• Given entries:
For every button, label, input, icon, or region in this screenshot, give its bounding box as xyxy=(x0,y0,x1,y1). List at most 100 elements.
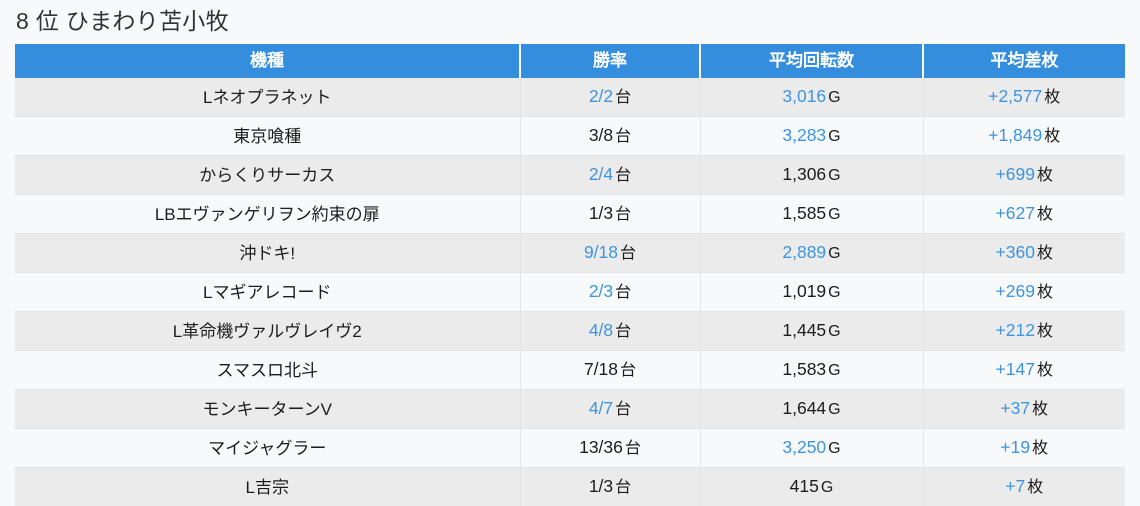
winrate-value: 1/3 xyxy=(589,476,613,496)
average-diff-value: +212 xyxy=(996,320,1035,340)
table-header: 機種 勝率 平均回転数 平均差枚 xyxy=(15,44,1125,78)
machine-name-cell[interactable]: L革命機ヴァルヴレイヴ2 xyxy=(15,312,520,351)
average-spins-value: 1,583 xyxy=(782,359,826,379)
machine-name-cell[interactable]: モンキーターンV xyxy=(15,390,520,429)
winrate-value: 13/36 xyxy=(579,437,623,457)
average-diff-unit: 枚 xyxy=(1037,284,1053,301)
column-header-machine[interactable]: 機種 xyxy=(15,44,520,78)
machine-name-label: 沖ドキ! xyxy=(239,244,295,263)
average-spins-value: 3,250 xyxy=(782,437,826,457)
winrate-value: 9/18 xyxy=(584,242,618,262)
average-diff-value: +19 xyxy=(1000,437,1030,457)
column-header-spins[interactable]: 平均回転数 xyxy=(700,44,923,78)
average-spins-unit: G xyxy=(828,401,840,418)
average-spins-unit: G xyxy=(828,128,840,145)
average-diff-unit: 枚 xyxy=(1032,440,1048,457)
average-spins-value: 1,644 xyxy=(782,398,826,418)
average-diff-unit: 枚 xyxy=(1044,128,1060,145)
machine-name-cell[interactable]: LBエヴァンゲリヲン約束の扉 xyxy=(15,195,520,234)
average-spins-unit: G xyxy=(828,167,840,184)
machine-name-cell[interactable]: スマスロ北斗 xyxy=(15,351,520,390)
average-spins-unit: G xyxy=(828,440,840,457)
machine-name-cell[interactable]: L吉宗 xyxy=(15,468,520,506)
average-diff-unit: 枚 xyxy=(1032,401,1048,418)
average-spins-unit: G xyxy=(828,362,840,379)
average-spins-value: 1,019 xyxy=(782,281,826,301)
machine-name-label: マイジャグラー xyxy=(208,439,326,458)
winrate-value: 2/4 xyxy=(589,164,613,184)
average-spins-unit: G xyxy=(828,245,840,262)
average-diff-value: +1,849 xyxy=(988,125,1042,145)
average-diff-value: +7 xyxy=(1005,476,1025,496)
winrate-value: 2/3 xyxy=(589,281,613,301)
average-diff-value: +147 xyxy=(996,359,1035,379)
winrate-value: 4/8 xyxy=(589,320,613,340)
machine-name-label: からくりサーカス xyxy=(199,166,335,185)
average-diff-unit: 枚 xyxy=(1037,206,1053,223)
machine-name-label: Lネオプラネット xyxy=(203,88,331,107)
average-diff-value: +360 xyxy=(996,242,1035,262)
column-header-winrate[interactable]: 勝率 xyxy=(520,44,700,78)
machine-name-label: スマスロ北斗 xyxy=(217,361,319,380)
machine-name-label: L革命機ヴァルヴレイヴ2 xyxy=(173,322,362,341)
average-spins-unit: G xyxy=(828,206,840,223)
average-diff-unit: 枚 xyxy=(1037,245,1053,262)
page-title: 8 位 ひまわり苫小牧 xyxy=(0,0,1140,36)
machine-name-label: L吉宗 xyxy=(246,478,289,497)
winrate-unit: 台 xyxy=(620,245,636,262)
column-header-diff[interactable]: 平均差枚 xyxy=(923,44,1125,78)
machine-name-cell[interactable]: マイジャグラー xyxy=(15,429,520,468)
winrate-unit: 台 xyxy=(620,362,636,379)
machine-name-cell[interactable]: 沖ドキ! xyxy=(15,234,520,273)
average-diff-unit: 枚 xyxy=(1037,167,1053,184)
machine-name-cell[interactable]: Lネオプラネット xyxy=(15,78,520,117)
average-spins-unit: G xyxy=(828,89,840,106)
winrate-unit: 台 xyxy=(615,206,631,223)
machine-name-cell[interactable]: 東京喰種 xyxy=(15,117,520,156)
winrate-unit: 台 xyxy=(625,440,641,457)
average-diff-unit: 枚 xyxy=(1037,323,1053,340)
machine-name-cell[interactable]: Lマギアレコード xyxy=(15,273,520,312)
average-spins-value: 1,445 xyxy=(782,320,826,340)
average-spins-value: 1,585 xyxy=(782,203,826,223)
winrate-value: 7/18 xyxy=(584,359,618,379)
winrate-unit: 台 xyxy=(615,128,631,145)
average-spins-unit: G xyxy=(821,479,833,496)
machine-name-cell[interactable]: からくりサーカス xyxy=(15,156,520,195)
machine-name-label: LBエヴァンゲリヲン約束の扉 xyxy=(155,205,380,224)
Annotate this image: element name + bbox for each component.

• Job:
How many lines of the records contain the string "平均差枚", with case counting? Reply with the number only.

• Exercise answer:
2